→ CHALLENGE:
Output every record below exactly as it appears.

Chart and figure data
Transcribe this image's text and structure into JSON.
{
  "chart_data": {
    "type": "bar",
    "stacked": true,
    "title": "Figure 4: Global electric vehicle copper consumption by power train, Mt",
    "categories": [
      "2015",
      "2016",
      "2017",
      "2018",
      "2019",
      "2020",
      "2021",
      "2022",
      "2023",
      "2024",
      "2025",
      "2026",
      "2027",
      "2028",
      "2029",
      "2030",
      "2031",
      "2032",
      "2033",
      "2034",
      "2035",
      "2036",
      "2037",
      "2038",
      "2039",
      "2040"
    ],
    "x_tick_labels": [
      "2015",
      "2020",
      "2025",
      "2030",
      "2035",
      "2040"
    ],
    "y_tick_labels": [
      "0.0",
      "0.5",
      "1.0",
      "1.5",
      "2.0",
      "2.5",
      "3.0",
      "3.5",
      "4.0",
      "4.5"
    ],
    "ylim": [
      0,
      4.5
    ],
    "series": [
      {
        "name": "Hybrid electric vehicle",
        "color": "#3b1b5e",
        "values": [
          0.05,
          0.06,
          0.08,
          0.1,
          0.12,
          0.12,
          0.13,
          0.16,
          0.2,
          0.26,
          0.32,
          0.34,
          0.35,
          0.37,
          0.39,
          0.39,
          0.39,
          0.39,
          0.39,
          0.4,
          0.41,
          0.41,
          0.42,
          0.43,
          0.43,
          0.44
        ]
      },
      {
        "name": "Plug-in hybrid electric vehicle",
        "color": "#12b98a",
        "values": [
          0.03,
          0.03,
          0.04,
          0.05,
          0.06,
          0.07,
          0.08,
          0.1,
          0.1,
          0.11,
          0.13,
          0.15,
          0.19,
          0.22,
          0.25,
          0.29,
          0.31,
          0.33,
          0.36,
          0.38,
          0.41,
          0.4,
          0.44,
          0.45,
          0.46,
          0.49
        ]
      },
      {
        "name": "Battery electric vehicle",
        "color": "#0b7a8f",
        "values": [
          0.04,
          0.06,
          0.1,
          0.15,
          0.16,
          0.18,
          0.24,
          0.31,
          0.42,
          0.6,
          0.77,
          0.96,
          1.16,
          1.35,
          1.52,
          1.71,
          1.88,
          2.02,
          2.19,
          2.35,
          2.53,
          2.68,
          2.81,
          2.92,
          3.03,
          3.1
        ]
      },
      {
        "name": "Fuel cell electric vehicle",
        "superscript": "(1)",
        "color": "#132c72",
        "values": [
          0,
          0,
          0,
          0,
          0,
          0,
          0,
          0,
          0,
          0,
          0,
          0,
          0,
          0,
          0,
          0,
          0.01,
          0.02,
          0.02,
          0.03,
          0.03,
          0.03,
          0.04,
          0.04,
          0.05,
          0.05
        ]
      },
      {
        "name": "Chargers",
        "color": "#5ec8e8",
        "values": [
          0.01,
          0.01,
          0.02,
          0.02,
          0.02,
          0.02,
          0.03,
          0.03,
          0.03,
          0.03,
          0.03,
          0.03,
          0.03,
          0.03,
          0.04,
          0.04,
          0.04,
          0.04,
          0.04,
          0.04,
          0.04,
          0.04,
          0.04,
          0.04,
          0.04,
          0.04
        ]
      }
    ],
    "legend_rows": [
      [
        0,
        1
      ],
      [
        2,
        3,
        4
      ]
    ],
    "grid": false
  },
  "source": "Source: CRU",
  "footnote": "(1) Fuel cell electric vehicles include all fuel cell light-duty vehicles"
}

→ TASK SOLUTION:
Transcribe this image's text and structure into JSON.
{
  "chart_data": {
    "type": "bar",
    "stacked": true,
    "title": "Figure 4: Global electric vehicle copper consumption by power train, Mt",
    "categories": [
      "2015",
      "2016",
      "2017",
      "2018",
      "2019",
      "2020",
      "2021",
      "2022",
      "2023",
      "2024",
      "2025",
      "2026",
      "2027",
      "2028",
      "2029",
      "2030",
      "2031",
      "2032",
      "2033",
      "2034",
      "2035",
      "2036",
      "2037",
      "2038",
      "2039",
      "2040"
    ],
    "x_tick_labels": [
      "2015",
      "2020",
      "2025",
      "2030",
      "2035",
      "2040"
    ],
    "y_tick_labels": [
      "0.0",
      "0.5",
      "1.0",
      "1.5",
      "2.0",
      "2.5",
      "3.0",
      "3.5",
      "4.0",
      "4.5"
    ],
    "ylim": [
      0,
      4.5
    ],
    "series": [
      {
        "name": "Hybrid electric vehicle",
        "color": "#3b1b5e",
        "values": [
          0.05,
          0.06,
          0.08,
          0.1,
          0.12,
          0.12,
          0.13,
          0.16,
          0.2,
          0.26,
          0.32,
          0.34,
          0.35,
          0.37,
          0.39,
          0.39,
          0.39,
          0.39,
          0.39,
          0.4,
          0.41,
          0.41,
          0.42,
          0.43,
          0.43,
          0.44
        ]
      },
      {
        "name": "Plug-in hybrid electric vehicle",
        "color": "#12b98a",
        "values": [
          0.03,
          0.03,
          0.04,
          0.05,
          0.06,
          0.07,
          0.08,
          0.1,
          0.1,
          0.11,
          0.13,
          0.15,
          0.19,
          0.22,
          0.25,
          0.29,
          0.31,
          0.33,
          0.36,
          0.38,
          0.41,
          0.4,
          0.44,
          0.45,
          0.46,
          0.49
        ]
      },
      {
        "name": "Battery electric vehicle",
        "color": "#0b7a8f",
        "values": [
          0.04,
          0.06,
          0.1,
          0.15,
          0.16,
          0.18,
          0.24,
          0.31,
          0.42,
          0.6,
          0.77,
          0.96,
          1.16,
          1.35,
          1.52,
          1.71,
          1.88,
          2.02,
          2.19,
          2.35,
          2.53,
          2.68,
          2.81,
          2.92,
          3.03,
          3.1
        ]
      },
      {
        "name": "Fuel cell electric vehicle",
        "superscript": "(1)",
        "color": "#132c72",
        "values": [
          0,
          0,
          0,
          0,
          0,
          0,
          0,
          0,
          0,
          0,
          0,
          0,
          0,
          0,
          0,
          0,
          0.01,
          0.02,
          0.02,
          0.03,
          0.03,
          0.03,
          0.04,
          0.04,
          0.05,
          0.05
        ]
      },
      {
        "name": "Chargers",
        "color": "#5ec8e8",
        "values": [
          0.01,
          0.01,
          0.02,
          0.02,
          0.02,
          0.02,
          0.03,
          0.03,
          0.03,
          0.03,
          0.03,
          0.03,
          0.03,
          0.03,
          0.04,
          0.04,
          0.04,
          0.04,
          0.04,
          0.04,
          0.04,
          0.04,
          0.04,
          0.04,
          0.04,
          0.04
        ]
      }
    ],
    "legend_rows": [
      [
        0,
        1
      ],
      [
        2,
        3,
        4
      ]
    ],
    "grid": false
  },
  "source": "Source: CRU",
  "footnote": "(1) Fuel cell electric vehicles include all fuel cell light-duty vehicles"
}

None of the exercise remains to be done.